Stored data entries
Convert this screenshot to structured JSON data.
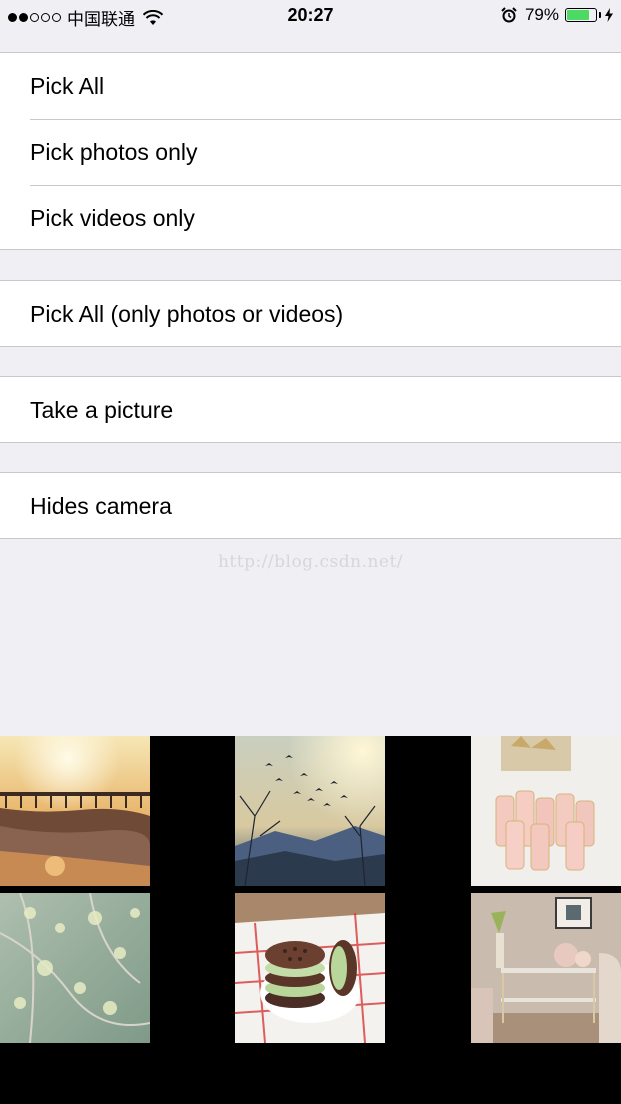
{
  "status_bar": {
    "carrier": "中国联通",
    "time": "20:27",
    "battery_percent": "79%",
    "battery_level": 0.79,
    "signal_bars_filled": 2,
    "signal_bars_total": 5
  },
  "menu": {
    "group1": {
      "pick_all": "Pick All",
      "pick_photos_only": "Pick photos only",
      "pick_videos_only": "Pick videos only"
    },
    "group2": {
      "pick_all_exclusive": "Pick All (only photos or videos)"
    },
    "group3": {
      "take_picture": "Take a picture"
    },
    "group4": {
      "hides_camera": "Hides camera"
    }
  },
  "watermark": "http://blog.csdn.net/",
  "photos": [
    {
      "subject": "sunset-pier"
    },
    {
      "subject": "birds-sky"
    },
    {
      "subject": "champagne-glasses"
    },
    {
      "subject": "blossom-branches"
    },
    {
      "subject": "ice-cream-sandwich"
    },
    {
      "subject": "living-room"
    }
  ],
  "colors": {
    "background": "#efeff4",
    "separator": "#c8c7cc",
    "battery_green": "#4cd964"
  }
}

● **Goal of the exercise**: Scan the listing above for the word "Pick" and copy every line that holds it.

● **Expected answer**:
      "pick_all": "Pick All",
      "pick_photos_only": "Pick photos only",
      "pick_videos_only": "Pick videos only"
      "pick_all_exclusive": "Pick All (only photos or videos)"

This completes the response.